(WORK TO COMPLETE) Please state how many lines in the data below contain the string "item". Reply with the number alone.

#### DATA FOR THIS EXERCISE ####

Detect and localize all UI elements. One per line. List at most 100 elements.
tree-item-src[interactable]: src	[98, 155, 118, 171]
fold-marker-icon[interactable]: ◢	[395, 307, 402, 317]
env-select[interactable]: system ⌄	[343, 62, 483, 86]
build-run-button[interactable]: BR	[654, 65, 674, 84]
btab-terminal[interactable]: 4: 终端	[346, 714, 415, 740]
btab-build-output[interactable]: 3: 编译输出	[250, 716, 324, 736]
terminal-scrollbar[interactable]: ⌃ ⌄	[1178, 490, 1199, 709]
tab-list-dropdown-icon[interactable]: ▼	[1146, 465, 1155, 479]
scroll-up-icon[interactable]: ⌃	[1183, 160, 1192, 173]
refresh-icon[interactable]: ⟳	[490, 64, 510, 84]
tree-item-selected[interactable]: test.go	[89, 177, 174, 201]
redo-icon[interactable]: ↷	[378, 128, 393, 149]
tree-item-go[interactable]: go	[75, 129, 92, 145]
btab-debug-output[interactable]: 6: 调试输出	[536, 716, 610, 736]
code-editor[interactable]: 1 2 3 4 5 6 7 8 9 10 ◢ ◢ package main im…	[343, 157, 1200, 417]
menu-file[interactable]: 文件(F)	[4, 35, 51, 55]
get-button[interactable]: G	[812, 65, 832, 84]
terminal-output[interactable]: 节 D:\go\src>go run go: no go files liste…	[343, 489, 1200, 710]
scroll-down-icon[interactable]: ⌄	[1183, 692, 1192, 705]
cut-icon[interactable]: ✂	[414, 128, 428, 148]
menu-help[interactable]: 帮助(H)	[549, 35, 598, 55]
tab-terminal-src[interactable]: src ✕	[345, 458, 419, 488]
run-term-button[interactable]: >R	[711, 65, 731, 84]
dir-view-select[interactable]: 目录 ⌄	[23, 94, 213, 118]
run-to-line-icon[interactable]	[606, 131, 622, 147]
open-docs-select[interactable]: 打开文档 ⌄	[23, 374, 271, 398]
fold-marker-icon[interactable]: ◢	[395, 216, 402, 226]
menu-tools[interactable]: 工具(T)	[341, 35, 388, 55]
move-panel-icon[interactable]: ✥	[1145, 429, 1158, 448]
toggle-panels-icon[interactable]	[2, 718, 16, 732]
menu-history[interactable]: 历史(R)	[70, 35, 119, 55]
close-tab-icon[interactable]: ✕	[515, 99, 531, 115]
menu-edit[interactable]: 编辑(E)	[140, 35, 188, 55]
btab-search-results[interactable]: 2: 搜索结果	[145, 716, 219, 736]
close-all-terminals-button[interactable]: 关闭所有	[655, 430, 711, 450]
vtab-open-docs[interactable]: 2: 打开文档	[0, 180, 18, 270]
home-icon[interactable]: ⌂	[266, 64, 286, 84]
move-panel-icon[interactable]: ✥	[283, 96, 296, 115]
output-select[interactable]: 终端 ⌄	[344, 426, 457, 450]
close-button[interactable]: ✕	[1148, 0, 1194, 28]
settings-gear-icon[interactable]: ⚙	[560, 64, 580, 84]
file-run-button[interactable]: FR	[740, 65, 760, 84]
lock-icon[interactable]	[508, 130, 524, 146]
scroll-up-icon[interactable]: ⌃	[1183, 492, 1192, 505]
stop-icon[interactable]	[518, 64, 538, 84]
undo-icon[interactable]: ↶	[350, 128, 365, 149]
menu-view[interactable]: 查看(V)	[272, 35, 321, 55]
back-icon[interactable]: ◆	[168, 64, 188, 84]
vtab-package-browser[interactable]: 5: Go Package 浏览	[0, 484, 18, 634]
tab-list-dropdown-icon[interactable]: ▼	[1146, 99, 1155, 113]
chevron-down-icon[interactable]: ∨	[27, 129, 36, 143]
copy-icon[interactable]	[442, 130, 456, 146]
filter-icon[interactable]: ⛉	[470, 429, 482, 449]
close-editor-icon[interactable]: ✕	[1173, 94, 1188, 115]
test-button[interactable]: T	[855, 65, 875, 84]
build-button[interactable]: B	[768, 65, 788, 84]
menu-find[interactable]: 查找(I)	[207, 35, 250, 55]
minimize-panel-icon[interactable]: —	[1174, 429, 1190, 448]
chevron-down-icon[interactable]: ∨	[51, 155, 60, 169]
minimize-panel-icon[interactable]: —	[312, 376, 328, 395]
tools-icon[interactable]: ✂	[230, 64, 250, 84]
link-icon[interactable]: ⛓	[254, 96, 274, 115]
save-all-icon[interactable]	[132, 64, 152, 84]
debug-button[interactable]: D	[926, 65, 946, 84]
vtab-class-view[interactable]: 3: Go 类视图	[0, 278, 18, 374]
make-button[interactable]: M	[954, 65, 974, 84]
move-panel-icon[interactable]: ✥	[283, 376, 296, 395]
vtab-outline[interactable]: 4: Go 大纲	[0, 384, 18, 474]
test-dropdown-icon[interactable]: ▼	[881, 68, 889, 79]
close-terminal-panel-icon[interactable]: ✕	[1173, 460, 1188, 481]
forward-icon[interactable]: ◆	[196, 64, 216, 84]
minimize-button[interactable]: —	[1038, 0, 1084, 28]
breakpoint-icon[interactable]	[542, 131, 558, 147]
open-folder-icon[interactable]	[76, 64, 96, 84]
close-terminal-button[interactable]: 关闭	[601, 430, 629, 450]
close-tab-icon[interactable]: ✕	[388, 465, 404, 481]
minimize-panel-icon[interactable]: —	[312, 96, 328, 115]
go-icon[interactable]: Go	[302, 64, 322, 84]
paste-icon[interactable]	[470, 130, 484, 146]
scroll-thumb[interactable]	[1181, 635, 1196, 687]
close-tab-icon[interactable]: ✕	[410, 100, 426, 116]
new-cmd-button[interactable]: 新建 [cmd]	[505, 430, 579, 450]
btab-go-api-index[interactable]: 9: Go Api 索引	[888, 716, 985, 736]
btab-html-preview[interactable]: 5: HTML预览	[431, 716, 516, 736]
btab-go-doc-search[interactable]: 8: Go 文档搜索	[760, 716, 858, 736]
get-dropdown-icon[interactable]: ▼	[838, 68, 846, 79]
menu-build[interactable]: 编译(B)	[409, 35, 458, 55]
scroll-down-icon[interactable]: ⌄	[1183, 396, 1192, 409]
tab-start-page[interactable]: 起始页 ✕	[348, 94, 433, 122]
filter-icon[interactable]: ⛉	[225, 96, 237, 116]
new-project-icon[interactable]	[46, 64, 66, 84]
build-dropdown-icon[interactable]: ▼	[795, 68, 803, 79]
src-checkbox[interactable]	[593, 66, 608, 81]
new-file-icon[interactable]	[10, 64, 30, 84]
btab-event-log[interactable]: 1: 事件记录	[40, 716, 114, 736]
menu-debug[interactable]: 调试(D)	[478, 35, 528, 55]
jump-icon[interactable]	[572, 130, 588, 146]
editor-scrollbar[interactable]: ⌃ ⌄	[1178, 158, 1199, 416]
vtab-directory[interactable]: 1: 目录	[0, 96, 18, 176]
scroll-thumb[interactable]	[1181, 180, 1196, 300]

####

(SOLUTION TO THE PROBLEM) 3